### WHAT YOU NEED TO DO
Repeat verbatim each line from the line with "Convert this document image to plain text." to the end of the entries. Pictures do not belong in the copy.

### RECORDS TO USE
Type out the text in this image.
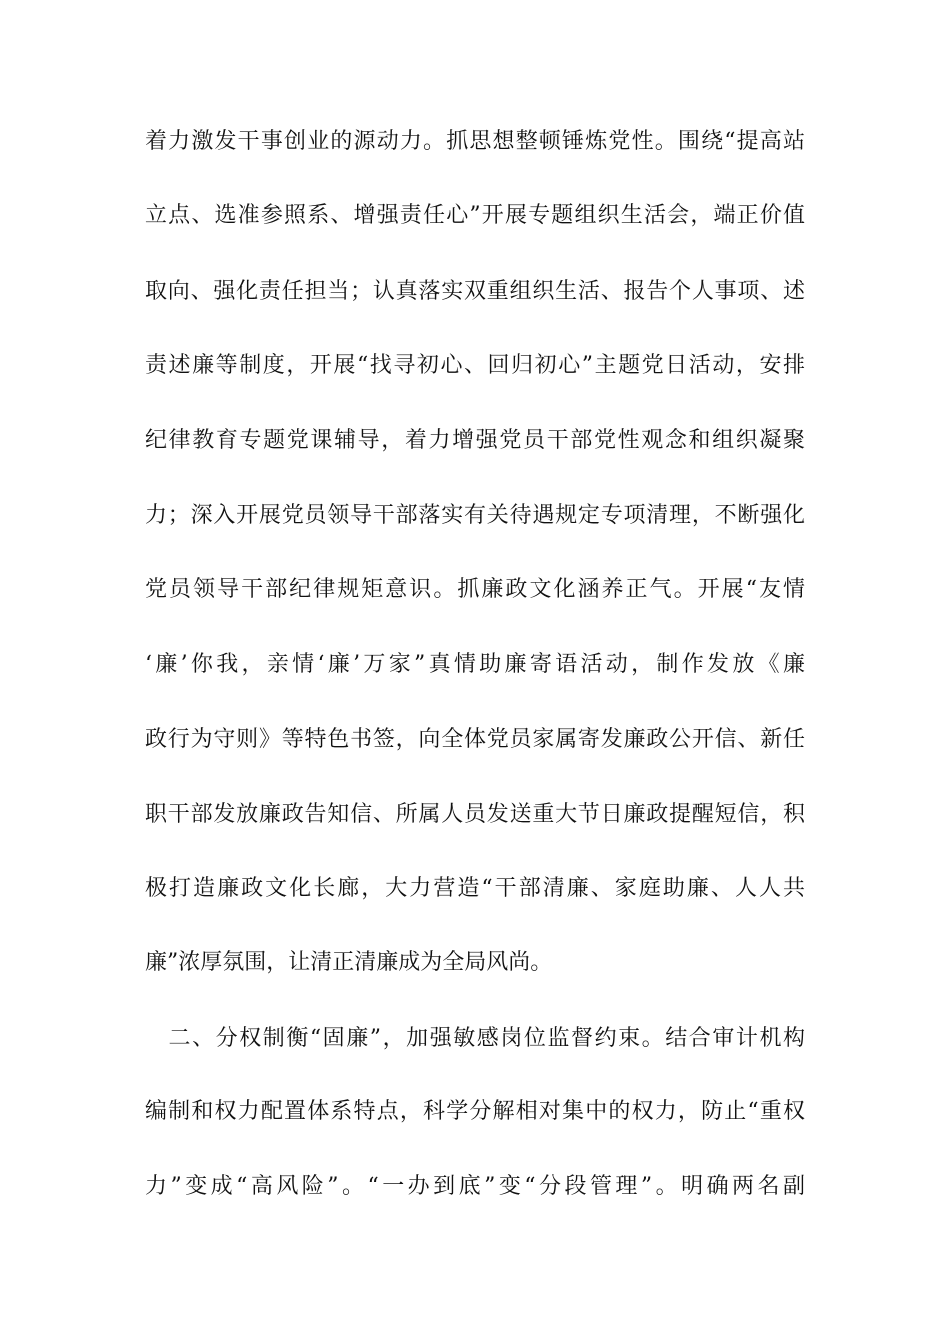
着力激发干事创业的源动力。抓思想整顿锤炼党性。围绕“提高站
立点、选准参照系、增强责任心”开展专题组织生活会，端正价值
取向、强化责任担当；认真落实双重组织生活、报告个人事项、述
责述廉等制度，开展“找寻初心、回归初心”主题党日活动，安排
纪律教育专题党课辅导，着力增强党员干部党性观念和组织凝聚
力；深入开展党员领导干部落实有关待遇规定专项清理，不断强化
党员领导干部纪律规矩意识。抓廉政文化涵养正气。开展“友情
‘廉’你我，亲情‘廉’万家”真情助廉寄语活动，制作发放《廉
政行为守则》等特色书签，向全体党员家属寄发廉政公开信、新任
职干部发放廉政告知信、所属人员发送重大节日廉政提醒短信，积
极打造廉政文化长廊，大力营造“干部清廉、家庭助廉、人人共
廉”浓厚氛围，让清正清廉成为全局风尚。
　二、分权制衡“固廉”，加强敏感岗位监督约束。结合审计机构
编制和权力配置体系特点，科学分解相对集中的权力，防止“重权
力”变成“高风险”。“一办到底”变“分段管理”。明确两名副
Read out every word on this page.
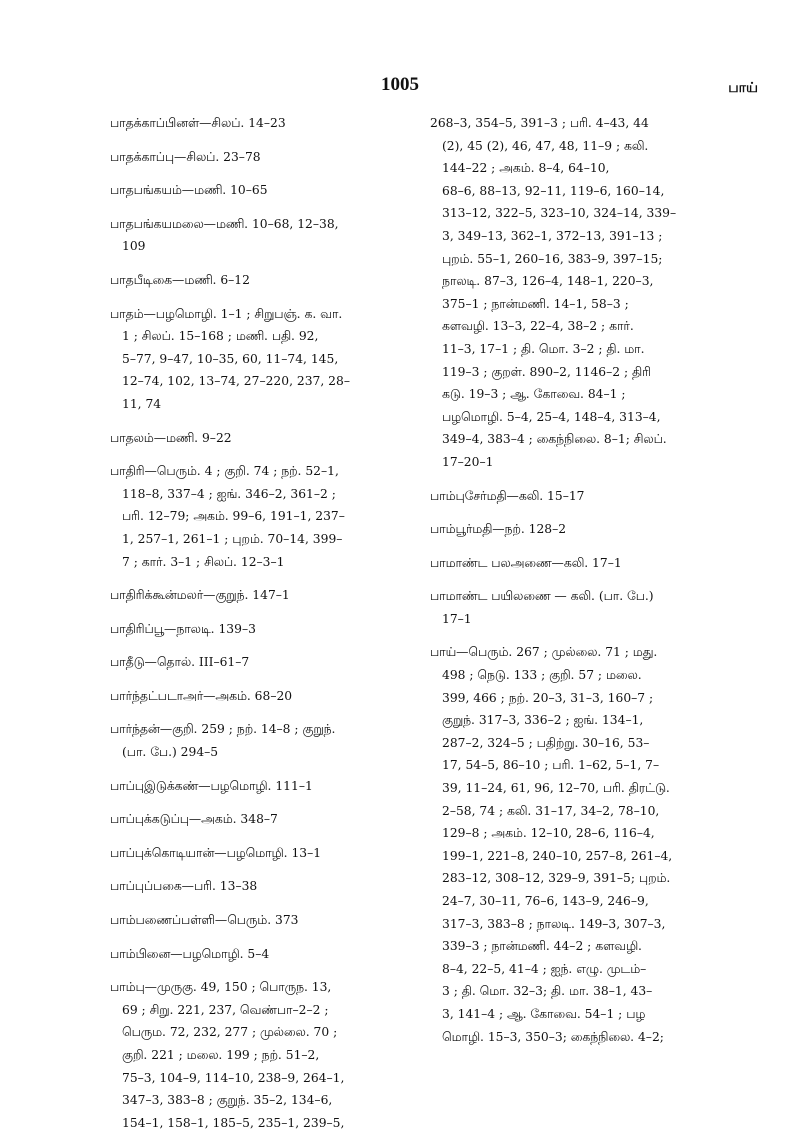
1005	பாய்
பாதக்காப்பினள்—சிலப். 14–23
பாதக்காப்பு—சிலப். 23–78
பாதபங்கயம்—மணி. 10–65
பாதபங்கயமலை—மணி. 10–68, 12–38,
109
பாதபீடிகை—மணி. 6–12
பாதம்—பழமொழி. 1–1 ; சிறுபஞ். க. வா.
1 ; சிலப். 15–168 ; மணி. பதி. 92,
5–77, 9–47, 10–35, 60, 11–74, 145,
12–74, 102, 13–74, 27–220, 237, 28–
11, 74
பாதலம்—மணி. 9–22
பாதிரி—பெரும். 4 ; குறி. 74 ; நற். 52–1,
118–8, 337–4 ; ஐங். 346–2, 361–2 ;
பரி. 12–79; அகம். 99–6, 191–1, 237–
1, 257–1, 261–1 ; புறம். 70–14, 399–
7 ; கார். 3–1 ; சிலப். 12–3–1
பாதிரிக்கூன்மலர்—குறுந். 147–1
பாதிரிப்பூ—நாலடி. 139–3
பாதீடு—தொல். III–61–7
பார்ந்தட்படாஅர்—அகம். 68–20
பார்ந்தன்—குறி. 259 ; நற். 14–8 ; குறுந்.
(பா. பே.) 294–5
பாப்புஇடுக்கண்—பழமொழி. 111–1
பாப்புக்கடுப்பு—அகம். 348–7
பாப்புக்கொடியான்—பழமொழி. 13–1
பாப்புப்பகை—பரி. 13–38
பாம்பணைப்பள்ளி—பெரும். 373
பாம்பினை—பழமொழி. 5–4
பாம்பு—முருகு. 49, 150 ; பொருந. 13,
69 ; சிறு. 221, 237, வெண்பா–2–2 ;
பெரும. 72, 232, 277 ; முல்லை. 70 ;
குறி. 221 ; மலை. 199 ; நற். 51–2,
75–3, 104–9, 114–10, 238–9, 264–1,
347–3, 383–8 ; குறுந். 35–2, 134–6,
154–1, 158–1, 185–5, 235–1, 239–5,
268–3, 354–5, 391–3 ; பரி. 4–43, 44
(2), 45 (2), 46, 47, 48, 11–9 ; கலி.
144–22 ; அகம். 8–4, 64–10,
68–6, 88–13, 92–11, 119–6, 160–14,
313–12, 322–5, 323–10, 324–14, 339–
3, 349–13, 362–1, 372–13, 391–13 ;
புறம். 55–1, 260–16, 383–9, 397–15;
நாலடி. 87–3, 126–4, 148–1, 220–3,
375–1 ; நான்மணி. 14–1, 58–3 ;
களவழி. 13–3, 22–4, 38–2 ; கார்.
11–3, 17–1 ; தி. மொ. 3–2 ; தி. மா.
119–3 ; குறள். 890–2, 1146–2 ; திரி
கடு. 19–3 ; ஆ. கோவை. 84–1 ;
பழமொழி. 5–4, 25–4, 148–4, 313–4,
349–4, 383–4 ; கைந்நிலை. 8–1; சிலப்.
17–20–1
பாம்புசேர்மதி—கலி. 15–17
பாம்பூர்மதி—நற். 128–2
பாமாண்ட பலஅணை—கலி. 17–1
பாமாண்ட பயிலணை — கலி. (பா. பே.)
17–1
பாய்—பெரும். 267 ; முல்லை. 71 ; மது.
498 ; நெடு. 133 ; குறி. 57 ; மலை.
399, 466 ; நற். 20–3, 31–3, 160–7 ;
குறுந். 317–3, 336–2 ; ஐங். 134–1,
287–2, 324–5 ; பதிற்று. 30–16, 53–
17, 54–5, 86–10 ; பரி. 1–62, 5–1, 7–
39, 11–24, 61, 96, 12–70, பரி. திரட்டு.
2–58, 74 ; கலி. 31–17, 34–2, 78–10,
129–8 ; அகம். 12–10, 28–6, 116–4,
199–1, 221–8, 240–10, 257–8, 261–4,
283–12, 308–12, 329–9, 391–5; புறம்.
24–7, 30–11, 76–6, 143–9, 246–9,
317–3, 383–8 ; நாலடி. 149–3, 307–3,
339–3 ; நான்மணி. 44–2 ; களவழி.
8–4, 22–5, 41–4 ; ஐந். எழு. முடம்–
3 ; தி. மொ. 32–3; தி. மா. 38–1, 43–
3, 141–4 ; ஆ. கோவை. 54–1 ; பழ
மொழி. 15–3, 350–3; கைந்நிலை. 4–2;
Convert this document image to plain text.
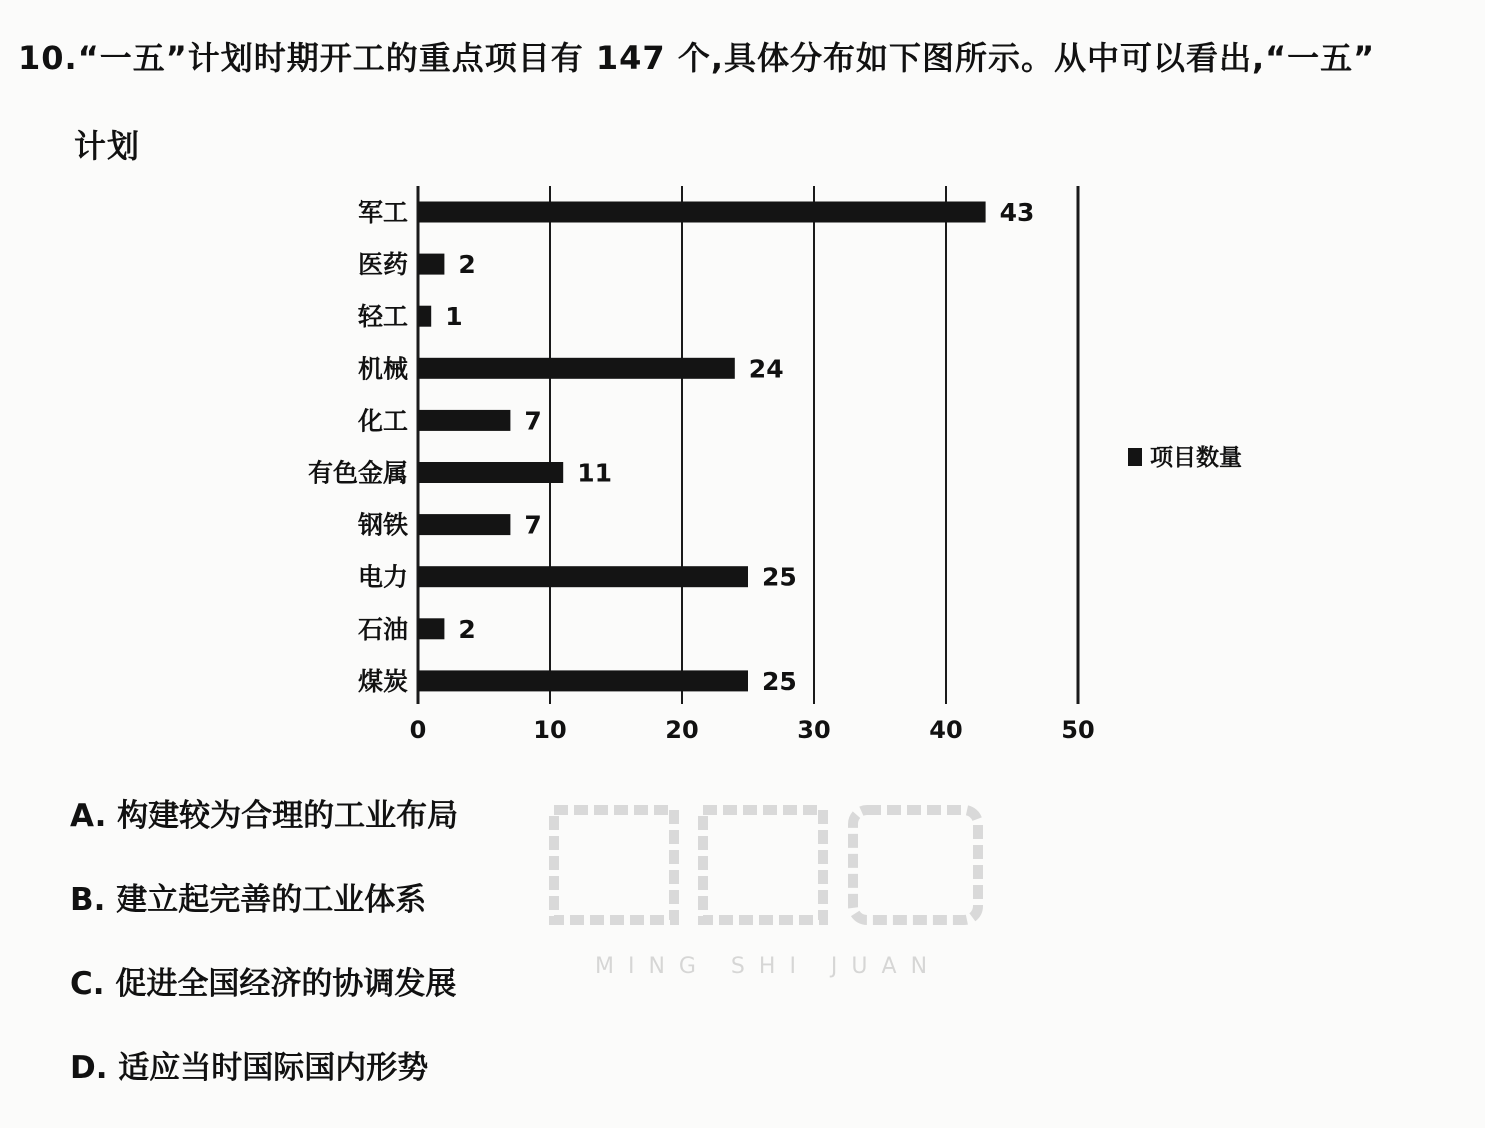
10.“一五”计划时期开工的重点项目有 147 个,具体分布如下图所示。从中可以看出,“一五”
计划
0	10	20	30	40	50
军工	43
医药 2
轻工 1
机械	24
化工	7
有色金属	11
钢铁	7
电力	25
石油 2
煤炭	25
项目数量
A. 构建较为合理的工业布局
B. 建立起完善的工业体系
C. 促进全国经济的协调发展
D. 适应当时国际国内形势
MING SHI JUAN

### FULL SOLUTION
Convert this document image to plain text.
10.“一五”计划时期开工的重点项目有 147 个,具体分布如下图所示。从中可以看出,“一五”
计划
0	10	20	30	40	50
军工	43
医药 2
轻工 1
机械	24
化工	7
有色金属	11
钢铁	7
电力	25
石油 2
煤炭	25
项目数量
A. 构建较为合理的工业布局
B. 建立起完善的工业体系
C. 促进全国经济的协调发展
D. 适应当时国际国内形势
MING SHI JUAN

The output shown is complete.